━━━ Dataset extract

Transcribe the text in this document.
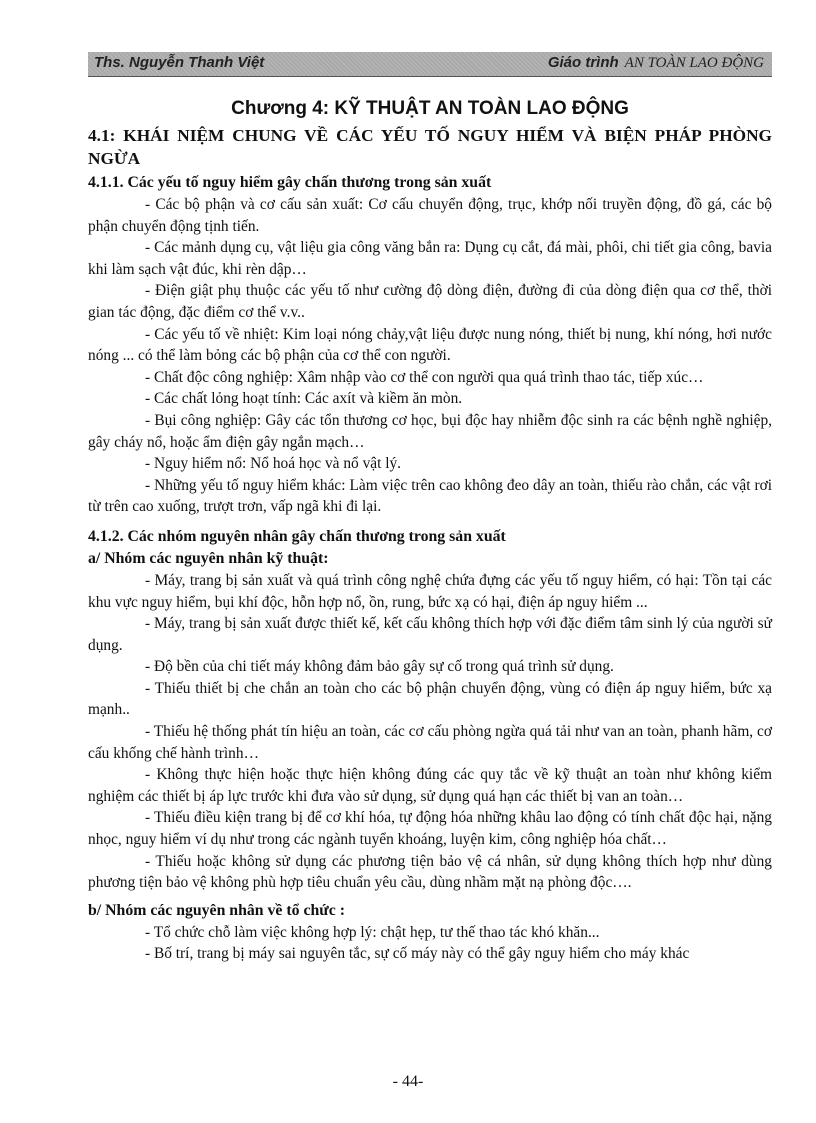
Ths. Nguyễn Thanh Việt	Giáo trình AN TOÀN LAO ĐỘNG
Chương 4: KỸ THUẬT AN TOÀN LAO ĐỘNG
4.1: KHÁI NIỆM CHUNG VỀ CÁC YẾU TỐ NGUY HIỂM VÀ BIỆN PHÁP PHÒNG NGỪA
4.1.1. Các yếu tố nguy hiểm gây chấn thương trong sản xuất

- Các bộ phận và cơ cấu sản xuất: Cơ cấu chuyển động, trục, khớp nối truyền động, đồ gá, các bộ phận chuyển động tịnh tiến.

- Các mảnh dụng cụ, vật liệu gia công văng bắn ra: Dụng cụ cắt, đá mài, phôi, chi tiết gia công, bavia khi làm sạch vật đúc, khi rèn dập…

- Điện giật phụ thuộc các yếu tố như cường độ dòng điện, đường đi của dòng điện qua cơ thể, thời gian tác động, đặc điểm cơ thể v.v..

- Các yếu tố về nhiệt: Kim loại nóng chảy,vật liệu được nung nóng, thiết bị nung, khí nóng, hơi nước nóng ... có thể làm bỏng các bộ phận của cơ thể con người.

- Chất độc công nghiệp: Xâm nhập vào cơ thể con người qua quá trình thao tác, tiếp xúc…

- Các chất lỏng hoạt tính: Các axít và kiềm ăn mòn.

- Bụi công nghiệp: Gây các tổn thương cơ học, bụi độc hay nhiễm độc sinh ra các bệnh nghề nghiệp, gây cháy nổ, hoặc ẩm điện gây ngắn mạch…

- Nguy hiểm nổ: Nổ hoá học và nổ vật lý.

- Những yếu tố nguy hiểm khác: Làm việc trên cao không đeo dây an toàn, thiếu rào chắn, các vật rơi từ trên cao xuống, trượt trơn, vấp ngã khi đi lại.

4.1.2. Các nhóm nguyên nhân gây chấn thương trong sản xuất
a/ Nhóm các nguyên nhân kỹ thuật:

- Máy, trang bị sản xuất và quá trình công nghệ chứa đựng các yếu tố nguy hiểm, có hại: Tồn tại các khu vực nguy hiểm, bụi khí độc, hỗn hợp nổ, ồn, rung, bức xạ có hại, điện áp nguy hiểm ...

- Máy, trang bị sản xuất được thiết kế, kết cấu không thích hợp với đặc điểm tâm sinh lý của người sử dụng.

- Độ bền của chi tiết máy không đảm bảo gây sự cố trong quá trình sử dụng.

- Thiếu thiết bị che chắn an toàn cho các bộ phận chuyển động, vùng có điện áp nguy hiểm, bức xạ mạnh..

- Thiếu hệ thống phát tín hiệu an toàn, các cơ cấu phòng ngừa quá tải như van an toàn, phanh hãm, cơ cấu khống chế hành trình…

- Không thực hiện hoặc thực hiện không đúng các quy tắc về kỹ thuật an toàn như không kiểm nghiệm các thiết bị áp lực trước khi đưa vào sử dụng, sử dụng quá hạn các thiết bị van an toàn…

- Thiếu điều kiện trang bị để cơ khí hóa, tự động hóa những khâu lao động có tính chất độc hại, nặng nhọc, nguy hiểm ví dụ như trong các ngành tuyển khoáng, luyện kim, công nghiệp hóa chất…

- Thiếu hoặc không sử dụng các phương tiện bảo vệ cá nhân, sử dụng không thích hợp như dùng phương tiện bảo vệ không phù hợp tiêu chuẩn yêu cầu, dùng nhầm mặt nạ phòng độc….

b/ Nhóm các nguyên nhân về tổ chức :

- Tổ chức chỗ làm việc không hợp lý: chật hẹp, tư thế thao tác khó khăn...

- Bố trí, trang bị máy sai nguyên tắc, sự cố máy này có thể gây nguy hiểm cho máy khác

- 44-
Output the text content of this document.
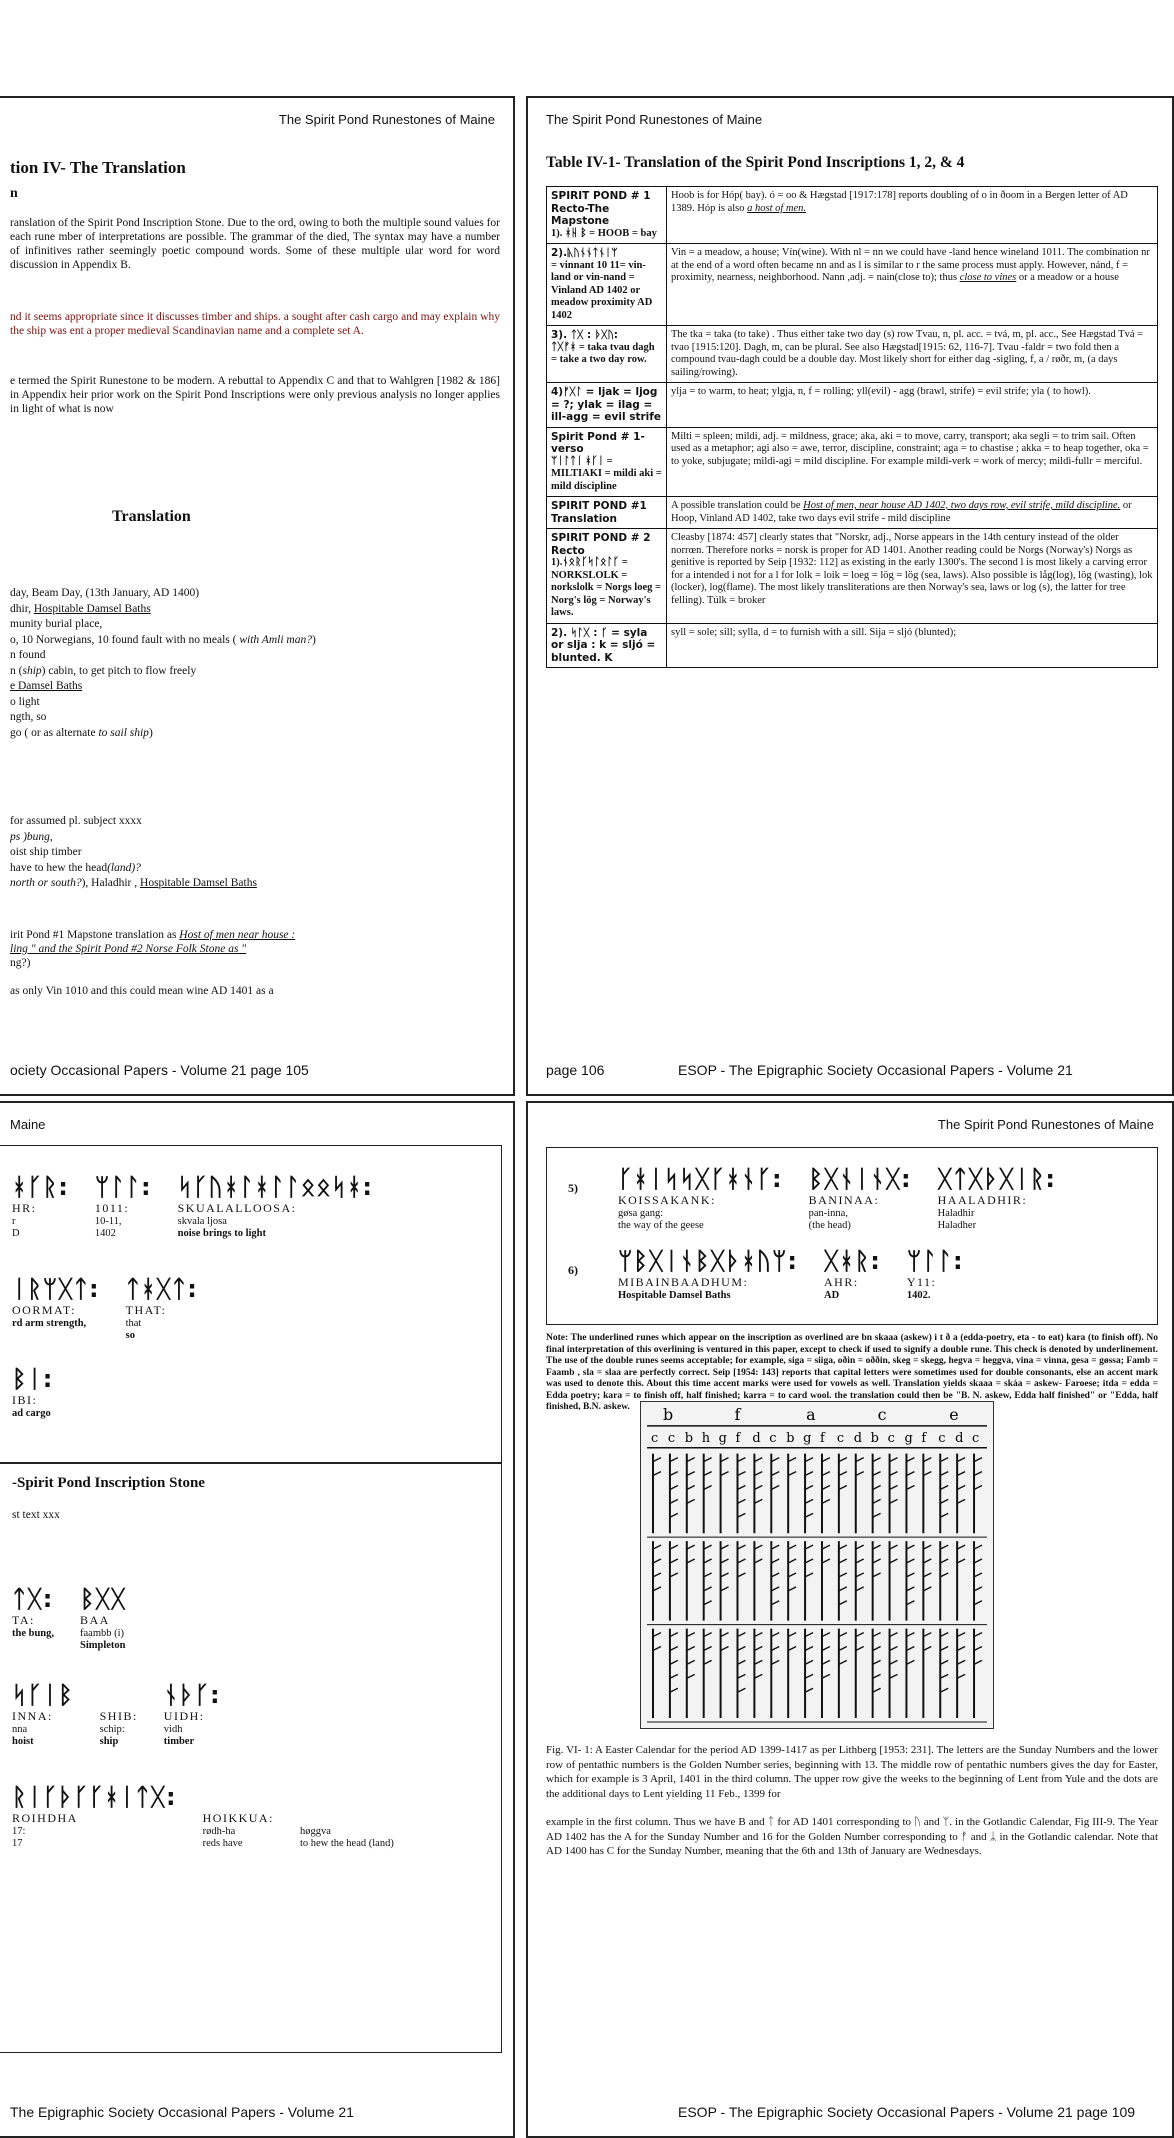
The Spirit Pond Runestones of Maine
tion IV- The Translation
n
ranslation of the Spirit Pond Inscription Stone. Due to the ord, owing to both the multiple sound values for each rune mber of interpretations are possible. The grammar of the died, The syntax may have a number of infinitives rather seemingly poetic compound words. Some of these multiple ular word for word discussion in Appendix B.
nd it seems appropriate since it discusses timber and ships. a sought after cash cargo and may explain why the ship was ent a proper medieval Scandinavian name and a complete set A.
e termed the Spirit Runestone to be modern. A rebuttal to Appendix C and that to Wahlgren [1982 & 186] in Appendix heir prior work on the Spirit Pond Inscriptions were only previous analysis no longer applies in light of what is now
Translation
day, Beam Day, (13th January, AD 1400)
dhir, Hospitable Damsel Baths
munity burial place,
o, 10 Norwegians, 10 found fault with no meals ( with Amli man?)
n found
n (ship) cabin, to get pitch to flow freely
e Damsel Baths
o light
ngth, so
go ( or as alternate to sail ship)
for assumed pl. subject xxxx
ps )bung,
oist ship timber
have to hew the head(land)?
north or south?), Haladhir , Hospitable Damsel Baths
irit Pond #1 Mapstone translation as Host of men near house :
ling " and the Spirit Pond #2 Norse Folk Stone as "
ng?)
as only Vin 1010 and this could mean wine AD 1401 as a
ociety Occasional Papers - Volume 21 page 105
The Spirit Pond Runestones of Maine
Table IV-1- Translation of the Spirit Pond Inscriptions 1, 2, & 4
SPIRIT POND # 1 Recto-The Mapstone
1). ᚼᚺ ᛒ = HOOB = bay	Hoob is for Hóp( bay). ó = oo & Hægstad [1917:178] reports doubling of o in ðoom in a Bergen letter of AD 1389. Hóp is also a host of men.

2).ᚣᚢᚾᚾᛏᚾᛁᛘ
= vinnant 10 11= vin-land or vin-nand = Vinland AD 1402 or meadow proximity AD 1402	Vin = a meadow, a house; Vín(wine). With nl = nn we could have -land hence wineland 1011. The combination nr at the end of a word often became nn and as l is similar to r the same process must apply. However, nánd, f = proximity, nearness, neighborhood. Nann ,adj. = nain(close to); thus close to vines or a meadow or a house

3). ᛏᚷ : ᚦᚷᚢ:
ᛏᚷᚠᚼ = taka tvau dagh = take a two day row.	The tka = taka (to take) . Thus either take two day (s) row Tvau, n, pl. acc. = tvá, m, pl. acc., See Hægstad Tvá = tvao [1915:120]. Dagh, m, can be plural. See also Hægstad[1915: 62, 116-7]. Tvau -faldr = two fold then a compound tvau-dagh could be a double day. Most likely short for either dag -sigling, f, a / røðr, m, (a days sailing/rowing).

4)ᚠᚷᛚ = ljak = ljog = ?; ylak = ilag = ill-agg = evil strife	ylja = to warm, to heat; ylgja, n, f = rolling; yll(evil) - agg (brawl, strife) = evil strife; yla ( to howl).

Spirit Pond # 1-verso
ᛘᛁᛚᛏᛁ ᚼᚴᛁ = MILTIAKI = mildi aki = mild discipline	Milti = spleen; mildi, adj. = mildness, grace; aka, aki = to move, carry, transport; aka segli = to trim sail. Often used as a metaphor; agi also = awe, terror, discipline, constraint; aga = to chastise ; akka = to heap together, oka = to yoke, subjugate; mildi-agi = mild discipline. For example mildi-verk = work of mercy; mildi-fullr = merciful.

SPIRIT POND #1 Translation	A possible translation could be Host of men, near house AD 1402, two days row, evil strife, mild discipline. or Hoop, Vinland AD 1402, take two days evil strife - mild discipline

SPIRIT POND # 2 Recto
1).ᚾᛟᚱᚴᛋᛚᛟᛚᚴ = NORKSLOLK = norkslolk = Norgs loeg = Norg's lög = Norway's laws.	Cleasby [1874: 457] clearly states that "Norskr, adj., Norse appears in the 14th century instead of the older norrœn. Therefore norks = norsk is proper for AD 1401. Another reading could be Norgs (Norway's) Norgs as genitive is reported by Seip [1932: 112] as existing in the early 1300's. The second l is most likely a carving error for a intended i not for a l for lolk = loik = loeg = lög = lög (sea, laws). Also possible is låg(log), lög (wasting), lok (locker), log(flame). The most likely transliterations are then Norway's sea, laws or log (s), the latter for tree felling). Túlk = broker

2). ᛋᛚᚷ : ᚴ = syla or slja : k = sljó = blunted. K	syll = sole; sill; sylla, d = to furnish with a sill. Sija = sljó (blunted);
page 106	ESOP - The Epigraphic Society Occasional Papers - Volume 21
Maine
ᚼᚴᚱ:
HR:
r
D
ᛘᛚᛚ:
1011:
10-11,
1402
ᛋᚴᚢᚼᛚᚼᛚᛚᛟᛟᛋᚼ:
SKUALALLOOSA:
skvala ljosa
noise brings to light
ᛁᚱᛘᚷᛏ:
OORMAT:
rd arm strength,
ᛏᚼᚷᛏ:
THAT:
that
so
ᛒᛁ:
IBI:
ad cargo
-Spirit Pond Inscription Stone
st text xxx
ᛏᚷ:
TA:
the bung,
ᛒᚷᚷ
BAA
faambb (i)
Simpleton
ᛋᚴᛁᛒ
INNA:
nna
hoist

SHIB:
schip:
ship
ᚾᚦᚴ:
UIDH:
vidh
timber
ᚱᛁᚴᚦᚴᚴᚼᛁᛏᚷ:
ROIHDHA
17:
17

HOIKKUA:
rødh-ha
reds have

høggva
to hew the head (land)
The Epigraphic Society Occasional Papers - Volume 21
The Spirit Pond Runestones of Maine
5) ᚴᚼᛁᛋᛋᚷᚴᚼᚾᚴ:
KOISSAKANK:
gøsa gang:
the way of the geese
ᛒᚷᚾᛁᚾᚷ:
BANINAA:
pan-inna,
(the head)
ᚷᛏᚷᚦᚷᛁᚱ:
HAALADHIR:
Haladhir
Haladher
6) ᛘᛒᚷᛁᚾᛒᚷᚦᚼᚢᛘ:
MIBAINBAADHUM:
Hospitable Damsel Baths
ᚷᚼᚱ:
AHR:
AD
ᛘᛚᛚ:
Y11:
1402.
Note: The underlined runes which appear on the inscription as overlined are bn skaaa (askew) i t ð a (edda-poetry, eta - to eat) kara (to finish off). No final interpretation of this overlining is ventured in this paper, except to check if used to signify a double rune. This check is denoted by underlinement. The use of the double runes seems acceptable; for example, siga = siiga, oðin = oððin, skeg = skegg, hegva = heggva, vina = vinna, gesa = gøssa; Famb = Faamb , sla = slaa are perfectly correct. Seip [1954: 143] reports that capital letters were sometimes used for double consonants, else an accent mark was used to denote this. About this time accent marks were used for vowels as well. Translation yields skaaa = skáa = askew- Faroese; itda = edda = Edda poetry; kara = to finish off, half finished; karra = to card wool. the translation could then be "B. N. askew, Edda half finished" or "Edda, half finished, B.N. askew.	b	f	a	c	e
c c b h g f d c b g f c d b c g f c d c
Fig. VI- 1: A Easter Calendar for the period AD 1399-1417 as per Lithberg [1953: 231]. The letters are the Sunday Numbers and the lower row of pentathic numbers is the Golden Number series, beginning with 13. The middle row of pentathic numbers gives the day for Easter, which for example is 3 April, 1401 in the third column. The upper row give the weeks to the beginning of Lent from Yule and the dots are the additional days to Lent yielding 11 Feb., 1399 for
example in the first column. Thus we have B and ᛏ for AD 1401 corresponding to ᚢ and ᛘ. in the Gotlandic Calendar, Fig III-9. The Year AD 1402 has the A for the Sunday Number and 16 for the Golden Number corresponding to ᚠ and ᛦ in the Gotlandic calendar. Note that AD 1400 has C for the Sunday Number, meaning that the 6th and 13th of January are Wednesdays.
ESOP - The Epigraphic Society Occasional Papers - Volume 21 page 109
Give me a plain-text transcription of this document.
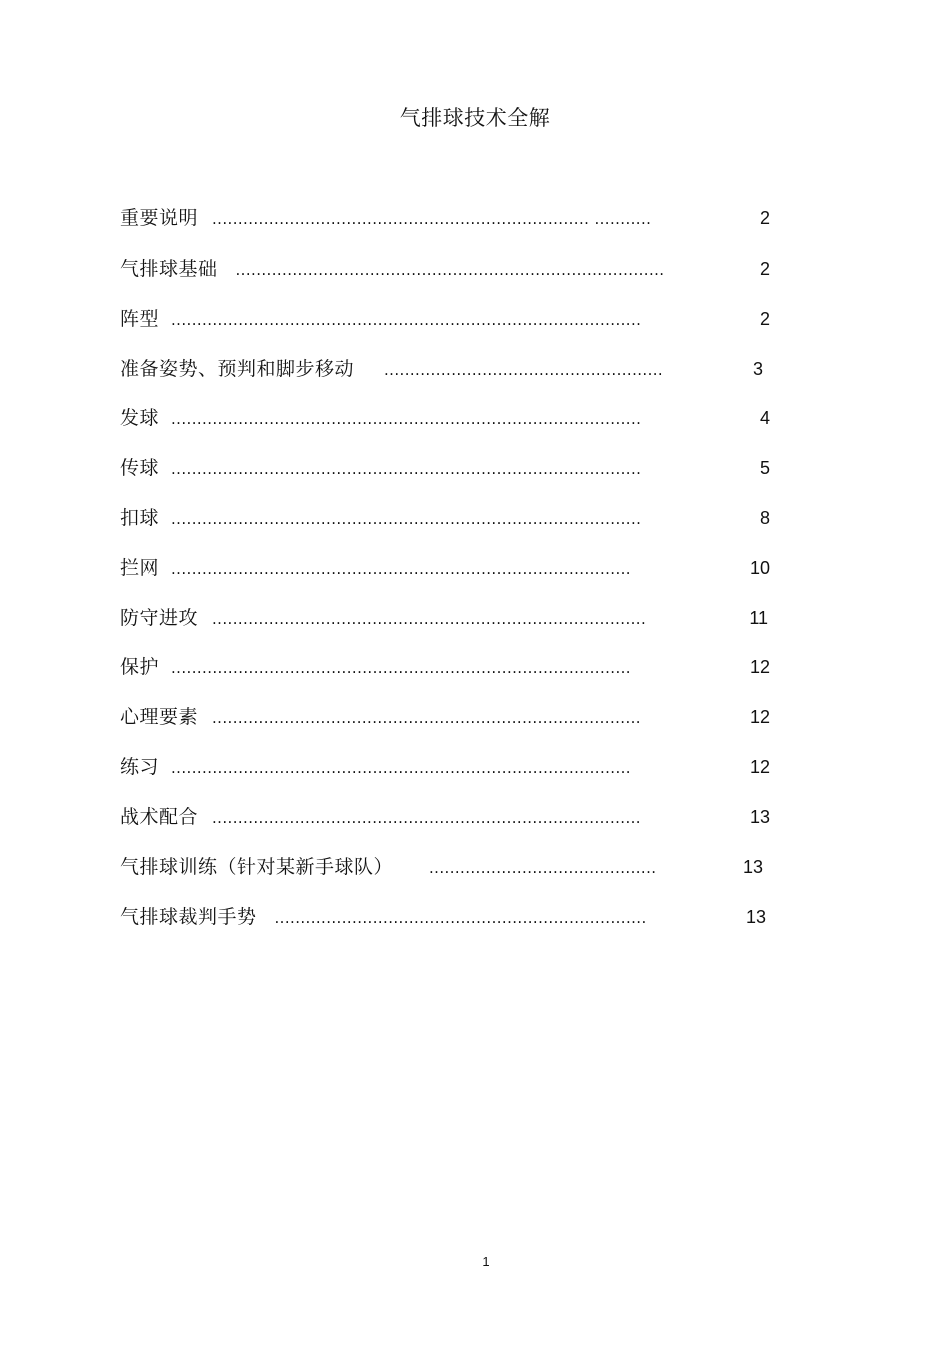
气排球技术全解
重要说明 ......................................................................... ...........	2
气排球基础	...................................................................................	2
阵型 ...........................................................................................	2
准备姿势、预判和脚步移动	......................................................	3
发球 ...........................................................................................	4
传球 ...........................................................................................	5
扣球 ...........................................................................................	8
拦网 .........................................................................................	10
防守进攻 ....................................................................................	11
保护 .........................................................................................	12
心理要素 ...................................................................................	12
练习 .........................................................................................	12
战术配合 ...................................................................................	13
气排球训练（针对某新手球队）	............................................	13
气排球裁判手势	........................................................................	13
1
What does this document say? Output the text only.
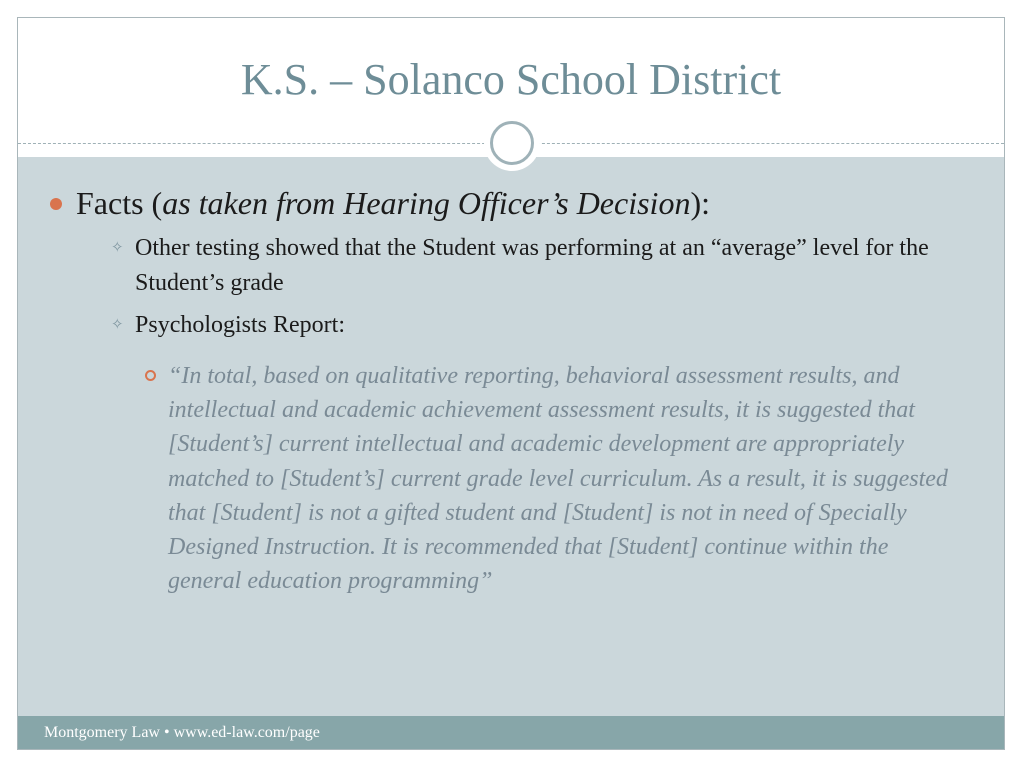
K.S. – Solanco School District
Facts (as taken from Hearing Officer’s Decision):
✧ Other testing showed that the Student was performing at an “average” level for the Student’s grade
✧ Psychologists Report:
“In total, based on qualitative reporting, behavioral assessment results, and intellectual and academic achievement assessment results, it is suggested that [Student’s] current intellectual and academic development are appropriately matched to [Student’s] current grade level curriculum. As a result, it is suggested that [Student] is not a gifted student and [Student] is not in need of Specially Designed Instruction. It is recommended that [Student] continue within the general education programming”
Montgomery Law • www.ed-law.com/page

━━━━━━

■ **Directive**:
Look through the data above. Copy every line with the string "text" in it.

■ **Reply**:
Transcribe the text in this document.
Output the text content of this document.
st text xxx
Give me a plain-text transcription of this document.
What does this document say? Output the text only.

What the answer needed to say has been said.